Exercise goal | Go through the records below line by line. Count the lines with "loosening" and give the count alone.

Provided data |
---

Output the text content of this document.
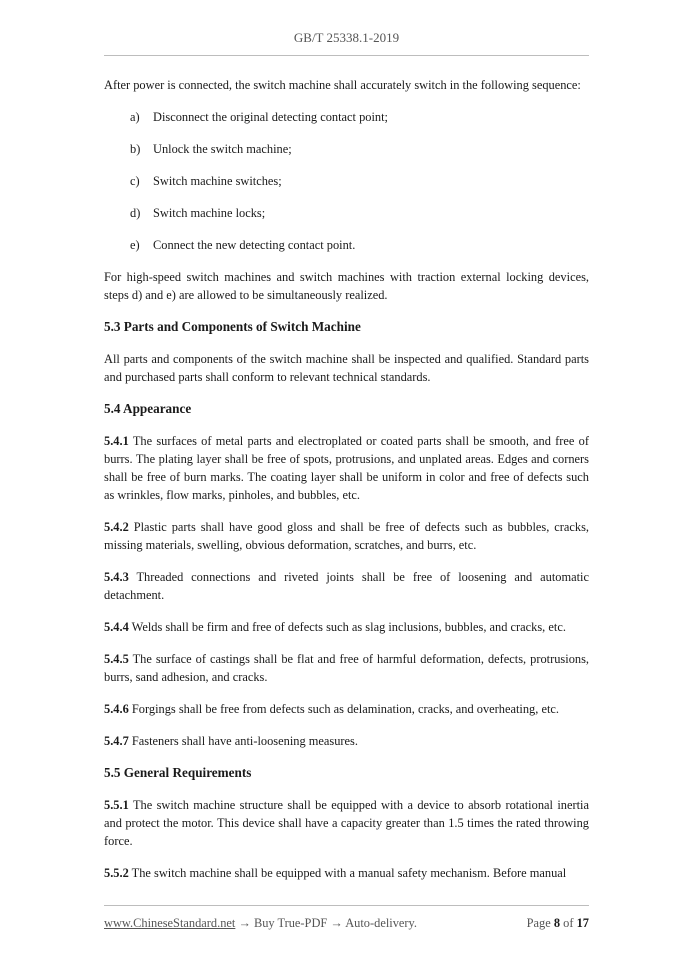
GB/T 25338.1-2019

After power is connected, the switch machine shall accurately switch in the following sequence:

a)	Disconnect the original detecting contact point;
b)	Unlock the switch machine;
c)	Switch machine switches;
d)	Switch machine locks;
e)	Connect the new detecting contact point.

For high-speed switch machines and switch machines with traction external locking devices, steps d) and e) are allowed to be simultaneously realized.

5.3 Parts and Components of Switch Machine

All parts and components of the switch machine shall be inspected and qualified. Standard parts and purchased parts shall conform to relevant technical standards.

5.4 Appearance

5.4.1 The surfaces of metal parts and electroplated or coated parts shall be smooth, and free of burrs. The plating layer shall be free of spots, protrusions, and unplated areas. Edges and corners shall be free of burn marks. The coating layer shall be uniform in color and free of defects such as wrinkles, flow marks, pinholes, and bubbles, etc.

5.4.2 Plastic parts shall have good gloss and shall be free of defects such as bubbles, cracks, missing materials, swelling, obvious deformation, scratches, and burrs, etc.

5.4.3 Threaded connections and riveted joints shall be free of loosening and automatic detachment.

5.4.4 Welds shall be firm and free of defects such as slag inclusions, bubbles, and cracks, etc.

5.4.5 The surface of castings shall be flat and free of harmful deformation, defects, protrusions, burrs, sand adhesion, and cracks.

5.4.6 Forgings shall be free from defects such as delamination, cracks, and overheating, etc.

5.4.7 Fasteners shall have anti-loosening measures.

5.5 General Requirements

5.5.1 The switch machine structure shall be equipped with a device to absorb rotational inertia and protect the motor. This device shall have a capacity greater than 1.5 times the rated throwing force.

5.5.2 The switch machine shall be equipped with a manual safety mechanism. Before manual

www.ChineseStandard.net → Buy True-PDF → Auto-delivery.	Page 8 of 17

---

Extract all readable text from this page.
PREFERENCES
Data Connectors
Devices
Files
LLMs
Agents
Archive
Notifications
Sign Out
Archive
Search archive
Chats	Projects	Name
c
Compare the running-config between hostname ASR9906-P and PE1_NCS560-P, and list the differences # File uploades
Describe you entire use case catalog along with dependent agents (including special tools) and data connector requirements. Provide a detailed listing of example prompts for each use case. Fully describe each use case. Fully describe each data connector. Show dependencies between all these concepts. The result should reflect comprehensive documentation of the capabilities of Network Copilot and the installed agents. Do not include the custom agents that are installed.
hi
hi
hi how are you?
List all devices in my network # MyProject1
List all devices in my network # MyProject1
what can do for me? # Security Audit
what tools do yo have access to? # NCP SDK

---

Completed exercise | 2